- _Data to process_

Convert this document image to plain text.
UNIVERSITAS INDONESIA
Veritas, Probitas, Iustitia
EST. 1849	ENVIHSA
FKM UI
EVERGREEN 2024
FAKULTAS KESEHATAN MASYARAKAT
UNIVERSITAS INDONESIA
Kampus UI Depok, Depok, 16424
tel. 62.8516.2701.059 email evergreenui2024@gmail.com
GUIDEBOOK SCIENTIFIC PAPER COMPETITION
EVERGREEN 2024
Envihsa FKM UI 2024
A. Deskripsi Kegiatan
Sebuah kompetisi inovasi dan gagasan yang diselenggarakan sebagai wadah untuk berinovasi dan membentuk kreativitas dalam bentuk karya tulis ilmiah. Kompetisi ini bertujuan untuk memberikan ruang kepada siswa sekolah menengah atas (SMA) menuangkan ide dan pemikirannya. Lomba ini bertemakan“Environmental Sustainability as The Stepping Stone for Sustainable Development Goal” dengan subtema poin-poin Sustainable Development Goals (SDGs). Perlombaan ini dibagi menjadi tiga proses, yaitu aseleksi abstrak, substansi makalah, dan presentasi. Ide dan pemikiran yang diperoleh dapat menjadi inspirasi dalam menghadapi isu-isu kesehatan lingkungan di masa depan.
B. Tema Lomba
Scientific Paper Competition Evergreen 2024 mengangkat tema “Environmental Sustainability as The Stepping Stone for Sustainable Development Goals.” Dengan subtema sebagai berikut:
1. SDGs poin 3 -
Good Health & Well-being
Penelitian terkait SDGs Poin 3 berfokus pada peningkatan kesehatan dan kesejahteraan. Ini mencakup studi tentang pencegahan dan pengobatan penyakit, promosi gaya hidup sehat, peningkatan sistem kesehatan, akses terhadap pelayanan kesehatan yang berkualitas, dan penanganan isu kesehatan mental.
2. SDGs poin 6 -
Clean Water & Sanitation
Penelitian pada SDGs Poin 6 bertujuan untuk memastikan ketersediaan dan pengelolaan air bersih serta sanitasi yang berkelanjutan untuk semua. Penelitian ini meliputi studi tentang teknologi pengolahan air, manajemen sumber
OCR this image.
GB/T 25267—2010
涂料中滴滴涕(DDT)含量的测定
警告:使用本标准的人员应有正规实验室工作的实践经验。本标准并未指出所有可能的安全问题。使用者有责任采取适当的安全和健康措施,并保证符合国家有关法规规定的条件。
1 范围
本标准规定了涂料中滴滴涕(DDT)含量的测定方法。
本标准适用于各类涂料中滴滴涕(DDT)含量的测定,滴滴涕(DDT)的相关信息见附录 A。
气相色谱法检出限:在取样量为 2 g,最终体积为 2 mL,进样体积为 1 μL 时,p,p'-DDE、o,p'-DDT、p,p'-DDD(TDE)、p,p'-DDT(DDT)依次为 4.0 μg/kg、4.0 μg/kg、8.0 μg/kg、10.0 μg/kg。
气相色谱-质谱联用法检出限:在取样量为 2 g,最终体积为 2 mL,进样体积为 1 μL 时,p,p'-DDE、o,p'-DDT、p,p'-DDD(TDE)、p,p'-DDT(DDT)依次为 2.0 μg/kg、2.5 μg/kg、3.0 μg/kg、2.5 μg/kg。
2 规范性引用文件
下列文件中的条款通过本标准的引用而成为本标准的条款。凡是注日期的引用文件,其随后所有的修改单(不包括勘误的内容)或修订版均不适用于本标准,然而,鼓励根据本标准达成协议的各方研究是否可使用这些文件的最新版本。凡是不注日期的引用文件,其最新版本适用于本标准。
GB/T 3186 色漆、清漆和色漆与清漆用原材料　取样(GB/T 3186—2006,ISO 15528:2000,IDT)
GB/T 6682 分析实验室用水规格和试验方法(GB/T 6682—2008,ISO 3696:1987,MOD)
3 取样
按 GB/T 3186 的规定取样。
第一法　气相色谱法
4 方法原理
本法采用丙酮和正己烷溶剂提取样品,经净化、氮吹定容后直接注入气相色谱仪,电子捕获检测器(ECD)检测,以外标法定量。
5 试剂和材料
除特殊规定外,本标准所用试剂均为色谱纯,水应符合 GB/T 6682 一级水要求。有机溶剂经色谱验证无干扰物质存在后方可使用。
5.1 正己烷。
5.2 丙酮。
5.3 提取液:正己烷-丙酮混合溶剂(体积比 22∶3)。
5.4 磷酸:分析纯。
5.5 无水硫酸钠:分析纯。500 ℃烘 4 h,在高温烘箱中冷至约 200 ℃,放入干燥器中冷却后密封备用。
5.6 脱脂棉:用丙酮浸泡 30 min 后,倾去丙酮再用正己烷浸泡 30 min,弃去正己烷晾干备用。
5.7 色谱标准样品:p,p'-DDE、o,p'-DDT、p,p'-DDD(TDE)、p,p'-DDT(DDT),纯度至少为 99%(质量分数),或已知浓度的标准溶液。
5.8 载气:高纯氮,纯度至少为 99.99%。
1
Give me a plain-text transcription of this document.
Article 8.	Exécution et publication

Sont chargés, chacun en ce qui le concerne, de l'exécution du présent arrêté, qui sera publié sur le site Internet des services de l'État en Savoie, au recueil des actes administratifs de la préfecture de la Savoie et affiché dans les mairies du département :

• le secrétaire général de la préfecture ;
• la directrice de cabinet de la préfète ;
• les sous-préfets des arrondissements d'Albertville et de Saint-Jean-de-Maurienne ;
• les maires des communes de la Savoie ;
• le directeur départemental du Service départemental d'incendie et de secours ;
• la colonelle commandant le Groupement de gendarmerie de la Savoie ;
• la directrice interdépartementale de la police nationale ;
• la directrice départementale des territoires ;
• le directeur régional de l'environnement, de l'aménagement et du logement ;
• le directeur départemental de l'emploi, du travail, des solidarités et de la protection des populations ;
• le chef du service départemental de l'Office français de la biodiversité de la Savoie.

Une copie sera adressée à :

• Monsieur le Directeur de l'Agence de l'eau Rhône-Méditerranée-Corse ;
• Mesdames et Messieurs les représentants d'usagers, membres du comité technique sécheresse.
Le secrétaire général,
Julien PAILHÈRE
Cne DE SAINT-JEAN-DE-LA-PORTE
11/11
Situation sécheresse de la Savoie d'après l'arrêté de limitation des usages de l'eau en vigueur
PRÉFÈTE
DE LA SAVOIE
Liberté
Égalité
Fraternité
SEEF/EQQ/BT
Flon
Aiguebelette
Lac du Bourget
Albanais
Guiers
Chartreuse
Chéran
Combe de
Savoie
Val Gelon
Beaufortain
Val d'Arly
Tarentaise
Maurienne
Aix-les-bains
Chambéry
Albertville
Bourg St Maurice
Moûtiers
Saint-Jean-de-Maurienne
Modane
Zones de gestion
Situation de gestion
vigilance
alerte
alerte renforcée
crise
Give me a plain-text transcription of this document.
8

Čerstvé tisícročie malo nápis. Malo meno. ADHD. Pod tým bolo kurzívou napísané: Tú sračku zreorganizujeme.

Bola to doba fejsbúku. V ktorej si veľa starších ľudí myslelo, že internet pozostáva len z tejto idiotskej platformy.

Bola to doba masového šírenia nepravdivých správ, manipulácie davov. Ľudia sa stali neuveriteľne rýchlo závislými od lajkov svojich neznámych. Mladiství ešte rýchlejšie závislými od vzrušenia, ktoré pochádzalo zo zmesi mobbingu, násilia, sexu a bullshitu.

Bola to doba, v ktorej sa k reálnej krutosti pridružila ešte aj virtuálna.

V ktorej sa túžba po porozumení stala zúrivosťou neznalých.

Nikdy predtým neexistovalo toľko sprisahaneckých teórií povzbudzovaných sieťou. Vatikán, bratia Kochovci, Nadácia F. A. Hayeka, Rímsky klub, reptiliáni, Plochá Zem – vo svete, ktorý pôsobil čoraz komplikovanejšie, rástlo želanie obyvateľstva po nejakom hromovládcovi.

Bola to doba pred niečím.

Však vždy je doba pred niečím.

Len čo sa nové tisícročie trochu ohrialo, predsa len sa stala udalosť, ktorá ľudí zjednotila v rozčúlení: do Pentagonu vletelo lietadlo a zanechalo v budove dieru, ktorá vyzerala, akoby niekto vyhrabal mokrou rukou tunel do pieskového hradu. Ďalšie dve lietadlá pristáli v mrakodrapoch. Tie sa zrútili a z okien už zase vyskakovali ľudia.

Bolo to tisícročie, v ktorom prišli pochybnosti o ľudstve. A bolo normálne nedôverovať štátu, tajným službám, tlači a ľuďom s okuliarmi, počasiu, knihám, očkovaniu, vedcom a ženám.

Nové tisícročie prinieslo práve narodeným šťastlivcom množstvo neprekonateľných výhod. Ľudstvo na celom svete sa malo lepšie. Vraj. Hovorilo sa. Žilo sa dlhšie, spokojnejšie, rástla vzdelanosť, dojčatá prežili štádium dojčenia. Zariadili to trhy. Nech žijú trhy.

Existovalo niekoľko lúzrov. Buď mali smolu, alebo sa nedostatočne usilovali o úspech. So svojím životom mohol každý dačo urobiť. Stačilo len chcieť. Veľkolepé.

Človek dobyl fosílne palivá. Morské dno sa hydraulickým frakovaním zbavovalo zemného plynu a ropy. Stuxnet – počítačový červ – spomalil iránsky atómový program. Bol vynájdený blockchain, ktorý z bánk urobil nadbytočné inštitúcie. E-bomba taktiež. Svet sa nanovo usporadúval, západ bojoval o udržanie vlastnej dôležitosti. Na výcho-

- _Task to complete_
Go through the records and copy each line with "ktorý" in it.

- _Task answer_
Nikdy predtým neexistovalo toľko sprisahaneckých teórií povzbudzovaných sieťou. Vatikán, bratia Kochovci, Nadácia F. A. Hayeka, Rímsky klub, reptiliáni, Plochá Zem – vo svete, ktorý pôsobil čoraz komplikovanejšie, rástlo želanie obyvateľstva po nejakom hromovládcovi.
Človek dobyl fosílne palivá. Morské dno sa hydraulickým frakovaním zbavovalo zemného plynu a ropy. Stuxnet – počítačový červ – spomalil iránsky atómový program. Bol vynájdený blockchain, ktorý z bánk urobil nadbytočné inštitúcie. E-bomba taktiež. Svet sa nanovo usporadúval, západ bojoval o udržanie vlastnej dôležitosti. Na výcho-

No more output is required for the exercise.